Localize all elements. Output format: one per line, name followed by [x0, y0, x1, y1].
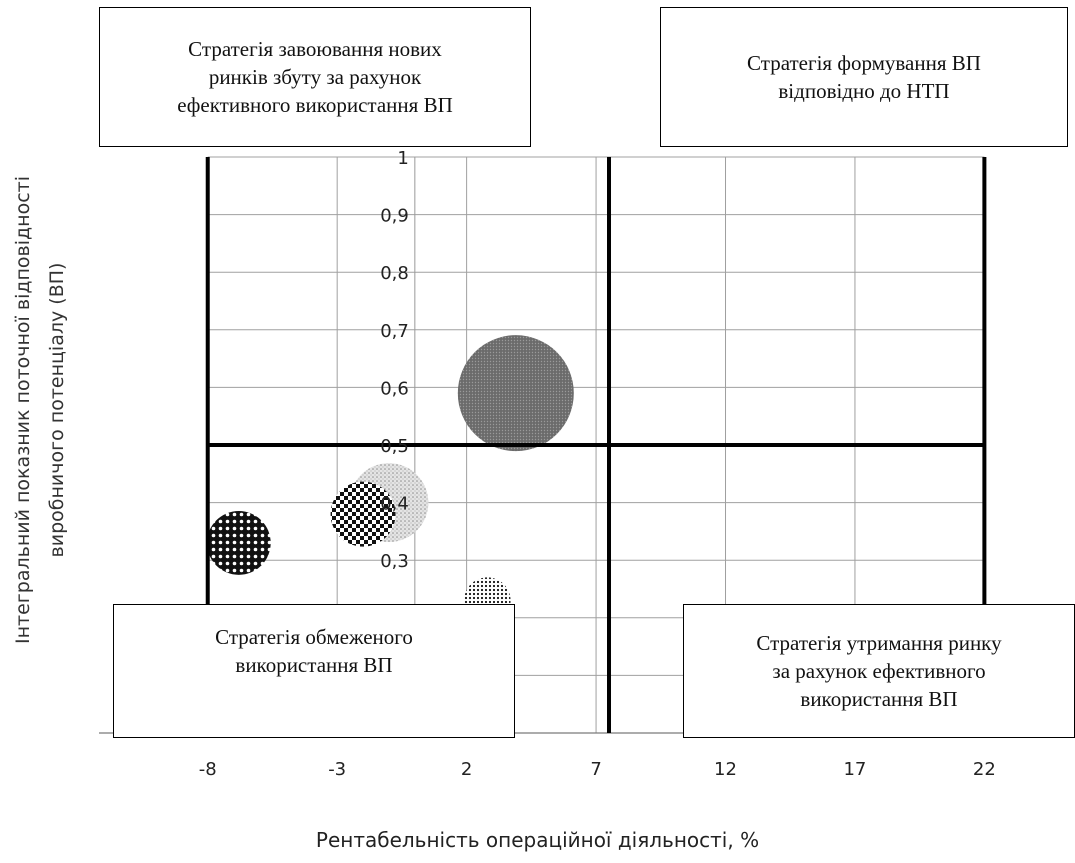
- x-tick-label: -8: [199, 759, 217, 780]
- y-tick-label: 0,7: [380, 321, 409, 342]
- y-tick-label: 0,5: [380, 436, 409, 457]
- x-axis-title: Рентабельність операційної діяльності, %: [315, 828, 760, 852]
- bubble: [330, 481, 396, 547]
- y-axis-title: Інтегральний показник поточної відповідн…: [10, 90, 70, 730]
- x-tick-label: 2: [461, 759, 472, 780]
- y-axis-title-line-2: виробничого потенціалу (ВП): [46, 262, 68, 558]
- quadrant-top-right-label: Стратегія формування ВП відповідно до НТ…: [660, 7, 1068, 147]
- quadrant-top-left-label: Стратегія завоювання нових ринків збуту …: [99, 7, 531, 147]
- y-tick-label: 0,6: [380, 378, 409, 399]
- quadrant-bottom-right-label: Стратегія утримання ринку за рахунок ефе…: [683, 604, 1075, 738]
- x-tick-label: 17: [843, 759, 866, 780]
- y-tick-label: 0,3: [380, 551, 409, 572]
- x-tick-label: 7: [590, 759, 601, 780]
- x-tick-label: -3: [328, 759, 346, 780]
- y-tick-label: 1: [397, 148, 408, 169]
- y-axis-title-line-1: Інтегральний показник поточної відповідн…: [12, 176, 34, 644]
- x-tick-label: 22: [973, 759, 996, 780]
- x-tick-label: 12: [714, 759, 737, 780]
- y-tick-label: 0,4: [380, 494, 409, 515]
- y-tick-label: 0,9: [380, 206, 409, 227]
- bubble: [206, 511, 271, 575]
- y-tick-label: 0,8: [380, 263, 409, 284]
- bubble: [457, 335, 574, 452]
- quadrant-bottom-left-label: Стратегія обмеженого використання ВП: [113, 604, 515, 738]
--
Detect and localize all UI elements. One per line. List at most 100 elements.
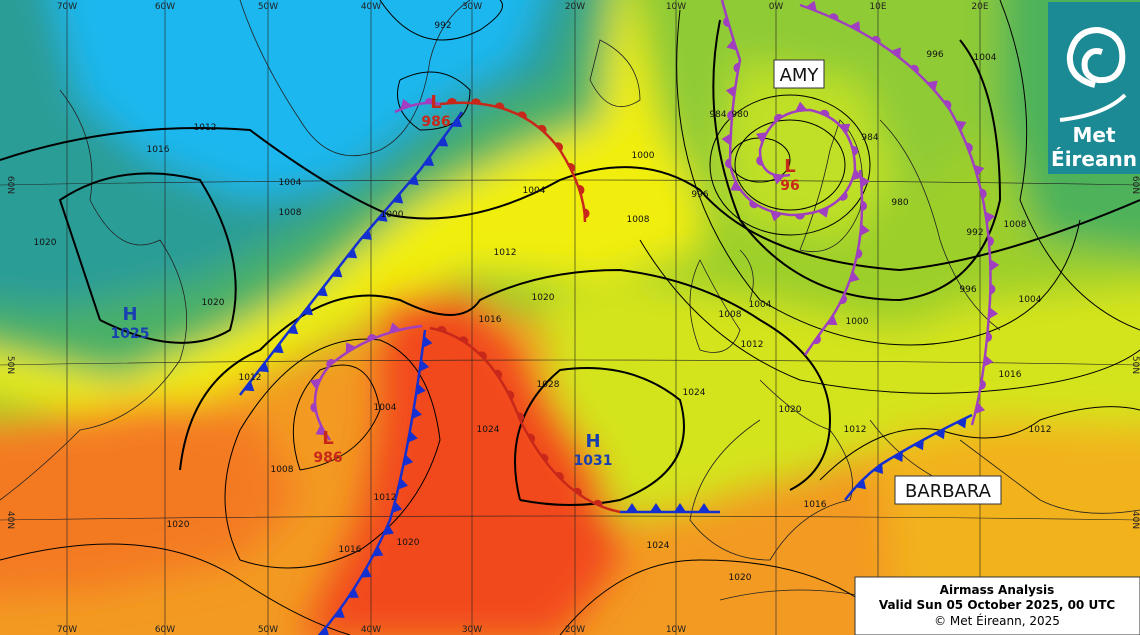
---
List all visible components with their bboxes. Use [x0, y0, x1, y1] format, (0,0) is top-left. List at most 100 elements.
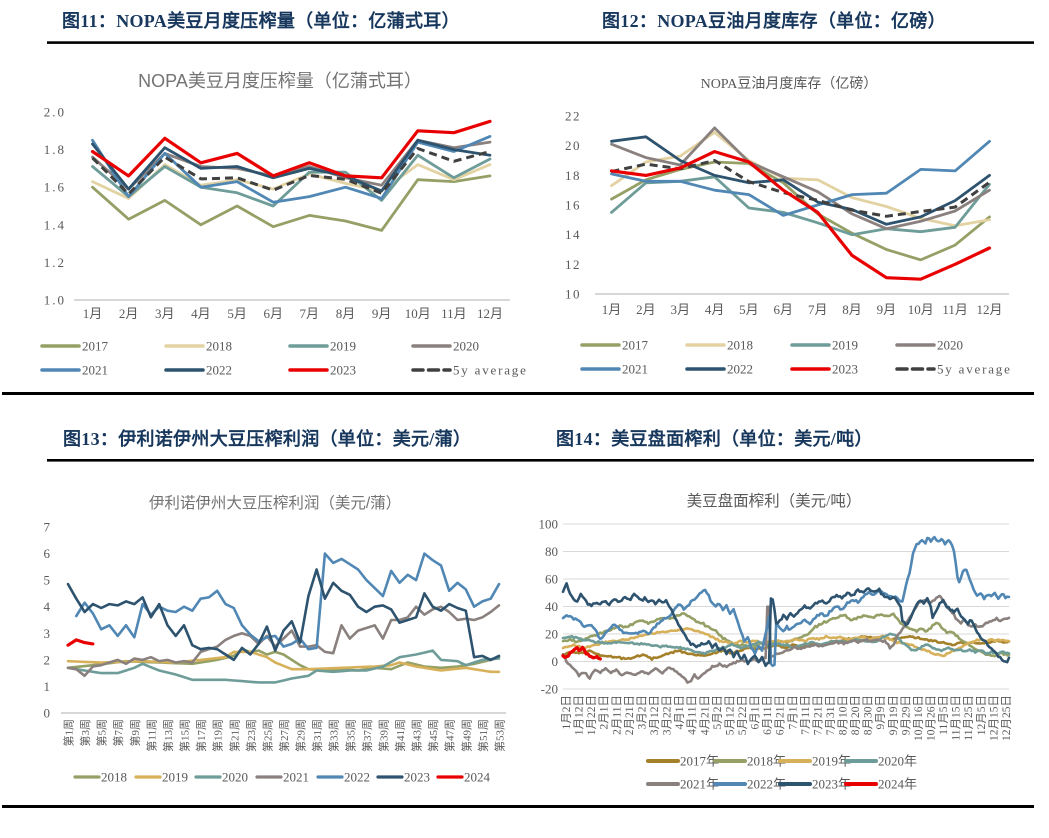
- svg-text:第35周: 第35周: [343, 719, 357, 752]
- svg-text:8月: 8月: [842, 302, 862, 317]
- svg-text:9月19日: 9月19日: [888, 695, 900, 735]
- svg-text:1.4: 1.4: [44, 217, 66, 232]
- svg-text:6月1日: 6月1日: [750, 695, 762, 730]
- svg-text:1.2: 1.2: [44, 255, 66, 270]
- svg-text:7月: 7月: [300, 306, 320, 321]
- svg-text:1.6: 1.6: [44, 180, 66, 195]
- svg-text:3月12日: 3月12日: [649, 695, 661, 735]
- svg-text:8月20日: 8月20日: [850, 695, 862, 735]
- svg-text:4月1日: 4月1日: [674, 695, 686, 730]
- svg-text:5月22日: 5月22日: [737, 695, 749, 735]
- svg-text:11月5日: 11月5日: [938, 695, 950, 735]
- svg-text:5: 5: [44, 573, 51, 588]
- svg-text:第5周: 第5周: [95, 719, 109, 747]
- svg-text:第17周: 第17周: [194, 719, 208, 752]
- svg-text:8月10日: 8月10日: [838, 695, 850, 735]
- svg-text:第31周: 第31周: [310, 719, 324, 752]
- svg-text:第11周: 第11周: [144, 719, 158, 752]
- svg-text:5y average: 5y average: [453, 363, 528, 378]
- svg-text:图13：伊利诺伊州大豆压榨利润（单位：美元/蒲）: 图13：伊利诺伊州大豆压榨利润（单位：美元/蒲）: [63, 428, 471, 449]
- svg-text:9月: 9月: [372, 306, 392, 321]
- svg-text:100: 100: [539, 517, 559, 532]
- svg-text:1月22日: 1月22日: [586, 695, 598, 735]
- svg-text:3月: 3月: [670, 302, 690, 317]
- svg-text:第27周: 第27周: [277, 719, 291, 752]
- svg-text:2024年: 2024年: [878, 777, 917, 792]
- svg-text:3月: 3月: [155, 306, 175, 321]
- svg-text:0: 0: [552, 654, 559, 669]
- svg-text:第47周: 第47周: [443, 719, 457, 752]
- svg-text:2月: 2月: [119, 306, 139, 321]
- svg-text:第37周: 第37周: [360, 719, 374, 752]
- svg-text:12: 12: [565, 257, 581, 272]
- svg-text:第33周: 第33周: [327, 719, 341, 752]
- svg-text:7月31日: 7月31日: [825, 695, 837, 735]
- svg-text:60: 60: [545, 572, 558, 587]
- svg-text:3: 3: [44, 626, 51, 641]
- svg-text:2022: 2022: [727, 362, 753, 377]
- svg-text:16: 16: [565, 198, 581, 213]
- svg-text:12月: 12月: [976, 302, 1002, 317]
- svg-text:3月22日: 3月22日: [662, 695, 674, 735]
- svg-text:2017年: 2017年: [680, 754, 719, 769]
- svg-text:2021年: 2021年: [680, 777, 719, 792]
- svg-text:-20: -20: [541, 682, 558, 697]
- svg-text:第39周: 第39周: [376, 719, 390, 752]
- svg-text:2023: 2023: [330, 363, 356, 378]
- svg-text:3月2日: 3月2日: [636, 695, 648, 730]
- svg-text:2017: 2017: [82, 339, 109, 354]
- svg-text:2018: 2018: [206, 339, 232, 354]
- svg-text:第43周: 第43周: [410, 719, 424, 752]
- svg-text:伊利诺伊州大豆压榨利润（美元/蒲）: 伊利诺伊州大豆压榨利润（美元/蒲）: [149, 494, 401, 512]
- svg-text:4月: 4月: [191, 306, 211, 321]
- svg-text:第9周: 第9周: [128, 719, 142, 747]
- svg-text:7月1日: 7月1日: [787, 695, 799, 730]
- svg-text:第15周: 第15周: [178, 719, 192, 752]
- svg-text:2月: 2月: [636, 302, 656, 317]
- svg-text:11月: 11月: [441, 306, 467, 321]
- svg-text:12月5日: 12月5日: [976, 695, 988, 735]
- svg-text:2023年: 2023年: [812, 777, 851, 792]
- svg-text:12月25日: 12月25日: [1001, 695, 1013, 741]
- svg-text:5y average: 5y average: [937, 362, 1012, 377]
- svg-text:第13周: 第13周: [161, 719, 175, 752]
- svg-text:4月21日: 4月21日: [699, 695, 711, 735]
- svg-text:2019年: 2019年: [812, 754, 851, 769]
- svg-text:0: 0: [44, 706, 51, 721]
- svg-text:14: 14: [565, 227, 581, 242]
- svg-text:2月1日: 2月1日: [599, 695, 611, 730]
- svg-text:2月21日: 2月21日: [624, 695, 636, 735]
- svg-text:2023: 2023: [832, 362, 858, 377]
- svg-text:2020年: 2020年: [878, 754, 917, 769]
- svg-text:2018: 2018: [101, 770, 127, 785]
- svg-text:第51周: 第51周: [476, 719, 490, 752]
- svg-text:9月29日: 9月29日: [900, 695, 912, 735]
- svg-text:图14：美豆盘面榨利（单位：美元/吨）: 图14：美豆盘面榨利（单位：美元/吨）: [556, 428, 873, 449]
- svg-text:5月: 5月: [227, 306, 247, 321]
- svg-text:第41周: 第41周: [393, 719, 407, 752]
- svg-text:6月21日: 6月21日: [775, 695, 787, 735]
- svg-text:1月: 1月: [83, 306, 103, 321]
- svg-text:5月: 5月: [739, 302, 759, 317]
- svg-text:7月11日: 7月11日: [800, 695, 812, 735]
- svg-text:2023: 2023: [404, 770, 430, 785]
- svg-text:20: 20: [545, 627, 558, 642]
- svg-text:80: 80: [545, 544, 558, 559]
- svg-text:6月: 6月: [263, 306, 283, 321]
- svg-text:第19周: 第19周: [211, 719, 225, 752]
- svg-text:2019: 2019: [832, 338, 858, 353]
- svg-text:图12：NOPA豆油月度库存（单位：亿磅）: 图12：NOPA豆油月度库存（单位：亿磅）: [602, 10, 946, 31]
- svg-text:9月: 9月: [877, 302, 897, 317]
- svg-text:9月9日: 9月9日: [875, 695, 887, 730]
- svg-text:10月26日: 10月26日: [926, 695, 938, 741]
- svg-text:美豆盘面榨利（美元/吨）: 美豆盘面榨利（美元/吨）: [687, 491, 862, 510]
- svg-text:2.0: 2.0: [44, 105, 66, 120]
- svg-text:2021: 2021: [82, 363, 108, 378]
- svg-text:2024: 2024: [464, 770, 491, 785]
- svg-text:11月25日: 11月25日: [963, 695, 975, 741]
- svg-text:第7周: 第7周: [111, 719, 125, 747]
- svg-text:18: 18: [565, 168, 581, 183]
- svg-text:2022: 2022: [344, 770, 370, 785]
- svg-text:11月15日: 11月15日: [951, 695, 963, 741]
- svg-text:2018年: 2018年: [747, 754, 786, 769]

### TASK DESCRIPTION
Reproduce verbatim the lines of the listing between the line containing "List all visible" and the line containing "- svg-text:7月: 7月: [300, 306, 320, 321]", inclusive, leaving out the picture.

### RESPONSE TO THIS TASK
List all visible components with their bboxes. Use [x0, y0, x1, y1] format, (0,0) is top-left. List at most 100 elements.
- svg-text:第35周: 第35周: [343, 719, 357, 752]
- svg-text:8月: 8月: [842, 302, 862, 317]
- svg-text:9月19日: 9月19日: [888, 695, 900, 735]
- svg-text:1.4: 1.4: [44, 217, 66, 232]
- svg-text:6月1日: 6月1日: [750, 695, 762, 730]
- svg-text:1.2: 1.2: [44, 255, 66, 270]
- svg-text:7月: 7月: [300, 306, 320, 321]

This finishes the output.